Extract every line of the material that holds the string "олимпийским".

+++ Dataset records +++

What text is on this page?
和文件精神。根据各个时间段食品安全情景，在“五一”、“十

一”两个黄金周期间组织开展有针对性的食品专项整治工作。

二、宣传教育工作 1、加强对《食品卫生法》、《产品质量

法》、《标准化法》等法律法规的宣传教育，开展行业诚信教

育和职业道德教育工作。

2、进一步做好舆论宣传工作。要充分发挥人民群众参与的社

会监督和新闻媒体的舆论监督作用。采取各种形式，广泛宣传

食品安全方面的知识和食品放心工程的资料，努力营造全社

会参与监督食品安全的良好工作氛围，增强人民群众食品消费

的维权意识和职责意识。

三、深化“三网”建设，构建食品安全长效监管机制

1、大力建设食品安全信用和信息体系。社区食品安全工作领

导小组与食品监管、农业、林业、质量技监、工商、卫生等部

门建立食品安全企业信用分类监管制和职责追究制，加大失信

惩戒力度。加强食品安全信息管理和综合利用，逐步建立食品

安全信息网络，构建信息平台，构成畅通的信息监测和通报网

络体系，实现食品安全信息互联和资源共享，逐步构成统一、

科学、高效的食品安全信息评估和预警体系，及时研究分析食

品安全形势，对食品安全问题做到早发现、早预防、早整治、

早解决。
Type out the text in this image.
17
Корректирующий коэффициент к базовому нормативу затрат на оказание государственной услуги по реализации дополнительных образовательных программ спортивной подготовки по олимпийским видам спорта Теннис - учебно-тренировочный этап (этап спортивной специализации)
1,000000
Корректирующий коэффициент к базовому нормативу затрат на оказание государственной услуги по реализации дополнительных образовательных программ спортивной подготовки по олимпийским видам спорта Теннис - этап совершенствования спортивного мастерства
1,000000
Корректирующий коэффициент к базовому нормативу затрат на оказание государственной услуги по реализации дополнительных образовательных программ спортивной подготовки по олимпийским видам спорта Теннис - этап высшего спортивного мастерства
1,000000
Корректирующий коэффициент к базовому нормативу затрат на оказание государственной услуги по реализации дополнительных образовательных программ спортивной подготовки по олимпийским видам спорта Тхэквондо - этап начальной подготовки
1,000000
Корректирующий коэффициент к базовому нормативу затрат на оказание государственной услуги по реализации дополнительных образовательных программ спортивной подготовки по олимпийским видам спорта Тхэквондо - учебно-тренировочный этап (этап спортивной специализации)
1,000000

+++
+++ Dataset records +++

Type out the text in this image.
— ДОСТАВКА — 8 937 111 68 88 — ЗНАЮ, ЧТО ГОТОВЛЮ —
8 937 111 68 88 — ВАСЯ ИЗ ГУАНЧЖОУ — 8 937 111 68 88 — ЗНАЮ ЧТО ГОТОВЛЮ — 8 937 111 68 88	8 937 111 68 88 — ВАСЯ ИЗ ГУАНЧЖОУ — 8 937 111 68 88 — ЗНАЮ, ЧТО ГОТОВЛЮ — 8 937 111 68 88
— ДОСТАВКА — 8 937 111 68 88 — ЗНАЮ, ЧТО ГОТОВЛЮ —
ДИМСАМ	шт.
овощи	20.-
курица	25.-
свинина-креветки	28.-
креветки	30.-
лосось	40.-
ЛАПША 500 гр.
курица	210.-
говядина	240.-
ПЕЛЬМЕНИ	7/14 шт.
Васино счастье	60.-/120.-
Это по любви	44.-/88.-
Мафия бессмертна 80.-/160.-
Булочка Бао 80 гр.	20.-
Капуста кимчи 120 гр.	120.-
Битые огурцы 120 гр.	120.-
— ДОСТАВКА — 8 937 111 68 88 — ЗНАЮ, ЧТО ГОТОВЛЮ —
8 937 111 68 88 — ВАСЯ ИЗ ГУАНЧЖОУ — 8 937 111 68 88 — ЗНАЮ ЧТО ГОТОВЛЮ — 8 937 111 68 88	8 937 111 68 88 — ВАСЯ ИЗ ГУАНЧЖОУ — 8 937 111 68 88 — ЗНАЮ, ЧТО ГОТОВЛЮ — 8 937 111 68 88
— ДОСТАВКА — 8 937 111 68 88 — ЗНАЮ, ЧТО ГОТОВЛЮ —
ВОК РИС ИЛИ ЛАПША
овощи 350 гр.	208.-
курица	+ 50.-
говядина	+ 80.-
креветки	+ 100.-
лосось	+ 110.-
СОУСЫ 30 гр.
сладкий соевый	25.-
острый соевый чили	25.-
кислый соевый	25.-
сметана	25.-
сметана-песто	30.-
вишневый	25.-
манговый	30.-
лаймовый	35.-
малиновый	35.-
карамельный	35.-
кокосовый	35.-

+++

_Output below_
Корректирующий коэффициент к базовому нормативу затрат на оказание государственной услуги по реализации дополнительных образовательных программ спортивной подготовки по олимпийским видам спорта Теннис - учебно-тренировочный этап (этап спортивной специализации)
Корректирующий коэффициент к базовому нормативу затрат на оказание государственной услуги по реализации дополнительных образовательных программ спортивной подготовки по олимпийским видам спорта Теннис - этап совершенствования спортивного мастерства
Корректирующий коэффициент к базовому нормативу затрат на оказание государственной услуги по реализации дополнительных образовательных программ спортивной подготовки по олимпийским видам спорта Теннис - этап высшего спортивного мастерства
Корректирующий коэффициент к базовому нормативу затрат на оказание государственной услуги по реализации дополнительных образовательных программ спортивной подготовки по олимпийским видам спорта Тхэквондо - этап начальной подготовки
Корректирующий коэффициент к базовому нормативу затрат на оказание государственной услуги по реализации дополнительных образовательных программ спортивной подготовки по олимпийским видам спорта Тхэквондо - учебно-тренировочный этап (этап спортивной специализации)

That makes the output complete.